TASK REQUIREMENTS:
1. Rewrite the paragraph of the Prop 34 article that begins "No death row inmate has been executed" in shorter form, keeping its main facts.
2. Repeat word for word the part of the Prop 34 article that opens with the words containing "In Marin County, home" and closes with "estimate – isn’t workable.".
3. Write the next part of the Prop 34 article, picking up after its last sentence.

TEXT:
-- -- --
Fifty seven percent of Sonoma County voters supported ending the death penalty in California.
In Marin County, home to San Quentin State Prison, where all male death row inmates reside and where all executions are conducted, voters overwhelmingly backed Prop. 34, with 68 percent in favor of the measure.
But voters statewide disagreed, and Prop 34 went down by a 53-47 percent margin.
So now what?
No death row inmate has been executed in California since early 2006, when a federal judge ordered a moratorium because of questions about the state’s lethal injection protocol. Meanwhile, 14 death row inmates have exhausted all of their appeals.
Although supporters and opponents of Prop 34 expectedly have different reactions to the outcome of the election, they agree that the existing system – whereby the state doesn't execute any prisoners but still spends $130 million a year on capital punishment, according to the nonpartisan Legislative Analyst's Office estimate – isn’t workable.
“What happened through this campaign was the whole conversation around the death penalty and life without the possibility of parole got redefined,” said Yes on 34 campaign consultant Steve Smith, a native of Kentfield. “What we have is a very divided state on this issue. We are now very interested in pursuing conversation about reform and absolutely expect to do that.”
Despite the electoral clear victory, No on 34 reps are also calling for reform.
“The defeat of Proposition 34 was an important victory for the cause of justice,” the anti-34 Criminal Justice Legal Foundation said in a statement Wednesday. “But the status quo is unacceptable.”
“This campaign has had the effect of raising the public consciousness about how much money is being wasted in the current system,” added the foundation’s legal director Kent Scheidegger, who credited the well-funded Yes on 34 for making the case about the system’s financial waste.
But not surprisingly, the two sides have very different idea on how reduce that waste.
Scheidegger said shortening the lengthy appeals process for death row inmates would go a long way to cutting down those costs. Smith disagreed.
“When you are dealing with the ultimate act, there is a lot of legal appeal to make damn sure that we aren’t going to execute by accident an innocent person,” Smith said. “Anytime you foreclose those appeal options, you run the risk of executing an innocent person. We absolutely know that there have been innocent people executed in this country.”
Scheidegger’s group also pointed to the possibility of long-delayed movement on the method by which California executes its death row inmates. Since February 2006, when U.S. District Court Judge Jeremy Fogel blocked the execution of convicted murderer Michael Morales because of compaints about the administration of lethal injections, no inmates have been executed.
-- -- --
Stored data entries:
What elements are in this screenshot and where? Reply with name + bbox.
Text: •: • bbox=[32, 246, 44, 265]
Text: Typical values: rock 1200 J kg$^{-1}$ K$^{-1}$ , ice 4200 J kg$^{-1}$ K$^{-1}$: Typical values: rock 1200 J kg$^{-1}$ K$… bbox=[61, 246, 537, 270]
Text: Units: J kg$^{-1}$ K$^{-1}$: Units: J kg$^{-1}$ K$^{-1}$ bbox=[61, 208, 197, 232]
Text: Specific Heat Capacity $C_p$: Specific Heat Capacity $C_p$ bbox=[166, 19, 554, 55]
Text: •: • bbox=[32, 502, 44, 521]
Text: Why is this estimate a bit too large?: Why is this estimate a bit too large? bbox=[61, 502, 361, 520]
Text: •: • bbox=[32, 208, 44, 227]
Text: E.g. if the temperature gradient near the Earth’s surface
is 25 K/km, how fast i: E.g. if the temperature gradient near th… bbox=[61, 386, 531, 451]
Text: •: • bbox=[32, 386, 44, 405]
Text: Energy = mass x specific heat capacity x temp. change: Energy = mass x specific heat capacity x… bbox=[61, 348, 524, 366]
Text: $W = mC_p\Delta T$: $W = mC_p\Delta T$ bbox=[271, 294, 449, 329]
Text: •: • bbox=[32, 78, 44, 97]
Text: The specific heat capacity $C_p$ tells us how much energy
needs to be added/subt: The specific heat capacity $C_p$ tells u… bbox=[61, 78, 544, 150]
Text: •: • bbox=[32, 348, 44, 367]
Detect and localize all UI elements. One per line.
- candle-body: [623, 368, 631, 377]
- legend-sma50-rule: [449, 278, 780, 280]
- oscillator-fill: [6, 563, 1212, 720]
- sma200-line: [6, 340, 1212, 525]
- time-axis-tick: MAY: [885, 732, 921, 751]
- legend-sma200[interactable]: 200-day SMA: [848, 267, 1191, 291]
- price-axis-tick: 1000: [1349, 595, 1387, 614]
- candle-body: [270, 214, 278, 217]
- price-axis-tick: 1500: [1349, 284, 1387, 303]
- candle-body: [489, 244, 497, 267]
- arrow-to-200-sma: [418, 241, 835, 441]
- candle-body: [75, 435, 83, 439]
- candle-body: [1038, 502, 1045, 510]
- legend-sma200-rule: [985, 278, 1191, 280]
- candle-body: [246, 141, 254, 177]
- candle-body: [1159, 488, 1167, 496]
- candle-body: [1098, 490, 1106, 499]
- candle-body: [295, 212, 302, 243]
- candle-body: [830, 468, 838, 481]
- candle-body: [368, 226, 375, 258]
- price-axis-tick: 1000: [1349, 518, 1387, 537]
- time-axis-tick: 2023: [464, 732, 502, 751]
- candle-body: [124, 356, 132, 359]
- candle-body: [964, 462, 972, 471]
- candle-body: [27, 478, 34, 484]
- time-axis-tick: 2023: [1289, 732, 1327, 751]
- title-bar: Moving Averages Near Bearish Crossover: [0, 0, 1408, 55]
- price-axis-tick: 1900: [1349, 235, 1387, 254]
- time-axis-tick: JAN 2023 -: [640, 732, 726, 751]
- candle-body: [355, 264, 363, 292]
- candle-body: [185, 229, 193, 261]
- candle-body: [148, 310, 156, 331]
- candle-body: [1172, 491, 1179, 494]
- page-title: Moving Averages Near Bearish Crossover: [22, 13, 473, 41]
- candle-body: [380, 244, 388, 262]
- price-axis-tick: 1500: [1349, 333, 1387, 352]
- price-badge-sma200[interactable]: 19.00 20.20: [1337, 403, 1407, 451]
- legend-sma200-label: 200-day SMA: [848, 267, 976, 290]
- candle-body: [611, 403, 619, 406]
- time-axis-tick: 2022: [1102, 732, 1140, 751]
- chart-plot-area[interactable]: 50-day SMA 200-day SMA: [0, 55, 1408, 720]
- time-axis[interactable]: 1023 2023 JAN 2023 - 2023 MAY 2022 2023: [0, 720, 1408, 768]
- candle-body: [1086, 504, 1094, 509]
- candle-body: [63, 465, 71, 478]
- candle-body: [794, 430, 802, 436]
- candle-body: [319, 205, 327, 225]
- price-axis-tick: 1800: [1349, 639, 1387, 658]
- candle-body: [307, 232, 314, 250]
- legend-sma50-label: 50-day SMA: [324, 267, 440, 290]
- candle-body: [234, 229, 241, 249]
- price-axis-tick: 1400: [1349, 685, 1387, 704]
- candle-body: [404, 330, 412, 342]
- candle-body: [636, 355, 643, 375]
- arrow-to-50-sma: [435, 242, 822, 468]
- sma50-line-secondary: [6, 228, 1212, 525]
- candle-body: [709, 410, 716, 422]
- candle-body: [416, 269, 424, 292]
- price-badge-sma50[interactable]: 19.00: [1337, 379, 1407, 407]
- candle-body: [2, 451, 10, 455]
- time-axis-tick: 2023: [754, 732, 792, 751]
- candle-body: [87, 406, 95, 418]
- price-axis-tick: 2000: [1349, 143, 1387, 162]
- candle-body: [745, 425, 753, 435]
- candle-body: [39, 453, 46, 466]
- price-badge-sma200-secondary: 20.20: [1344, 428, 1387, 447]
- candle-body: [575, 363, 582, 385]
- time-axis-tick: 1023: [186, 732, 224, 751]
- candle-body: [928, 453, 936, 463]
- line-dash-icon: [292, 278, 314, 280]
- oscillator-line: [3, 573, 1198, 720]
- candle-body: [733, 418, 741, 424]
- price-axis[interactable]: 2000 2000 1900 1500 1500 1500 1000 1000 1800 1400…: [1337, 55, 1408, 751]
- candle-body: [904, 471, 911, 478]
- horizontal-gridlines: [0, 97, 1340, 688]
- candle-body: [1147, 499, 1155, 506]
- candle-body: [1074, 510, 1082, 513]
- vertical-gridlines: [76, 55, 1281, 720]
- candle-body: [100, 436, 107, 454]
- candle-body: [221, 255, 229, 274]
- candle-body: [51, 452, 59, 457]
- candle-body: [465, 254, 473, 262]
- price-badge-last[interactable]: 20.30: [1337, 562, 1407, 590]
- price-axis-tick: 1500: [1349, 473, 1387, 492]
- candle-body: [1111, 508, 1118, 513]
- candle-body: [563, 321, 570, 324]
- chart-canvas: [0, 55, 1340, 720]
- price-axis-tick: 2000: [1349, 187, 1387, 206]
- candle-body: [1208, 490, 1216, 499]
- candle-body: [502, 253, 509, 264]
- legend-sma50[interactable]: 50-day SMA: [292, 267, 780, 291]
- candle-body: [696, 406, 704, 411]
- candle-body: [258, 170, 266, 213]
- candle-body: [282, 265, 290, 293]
-- -- --
ANSWERS TO EACH TASK:
1. California has carried out no executions since early 2006, when a federal judge imposed a moratorium over questions about the state's lethal injection protocol. Since then, 14 death row inmates have exhausted all their appeals.

2.
In Marin County, home to San Quentin State Prison, where all male death row inmates reside and where all executions are conducted, voters overwhelmingly backed Prop. 34, with 68 percent in favor of the measure.
But voters statewide disagreed, and Prop 34 went down by a 53-47 percent margin.
So now what?
No death row inmate has been executed in California since early 2006, when a federal judge ordered a moratorium because of questions about the state’s lethal injection protocol. Meanwhile, 14 death row inmates have exhausted all of their appeals.
Although supporters and opponents of Prop 34 expectedly have different reactions to the outcome of the election, they agree that the existing system – whereby the state doesn't execute any prisoners but still spends $130 million a year on capital punishment, according to the nonpartisan Legislative Analyst's Office estimate – isn’t workable.

3.
The moratorium focused on the possibility that if the three-drug lethal injection procedure were administered incorrectly, it could lead to suffering for the condemned, potentially constituting cruel and unusual punishment. An injunction by the U.S. 9th Circuit Court of Appeals held that an execution could only be carried out by a medical technician legally authorized to administer intravenous medications, and the state was unable to bring on a licensed medical professional to carry out the executions as recommended.
Reform advocates have since focused on a move towards a single-drug method of executing condemned inmates, and in April, Gov. Jerry Brown ordered prison officials to consider that method. The shift was revealed in the state’s appeal of the moratorium filed by Attorney General Kamala D. Harris to counter a February ruling that halted a revised three-drug lethal injection method, according to the Los Angeles Times.
Scheiddegger suggested that the outcome of the election might spur the Brown administration to move ahead with that shift, and his foundation has suggested that Brown “put the new protocol into immediate effect while the lengthy regulation process is carried out.”
“Our goal is to make death row a lot smaller than it presently is,” Scheiddegger said.
Smith said that while 34’s proponents are open to reform, they aren’t entirely optimistic that it’s going to happen.
“So far no one had been able to fix a broken and we are not convinced that it is in fact fixable,” he said.
What do you think? Should – and can – the death penalty system in California be reformed?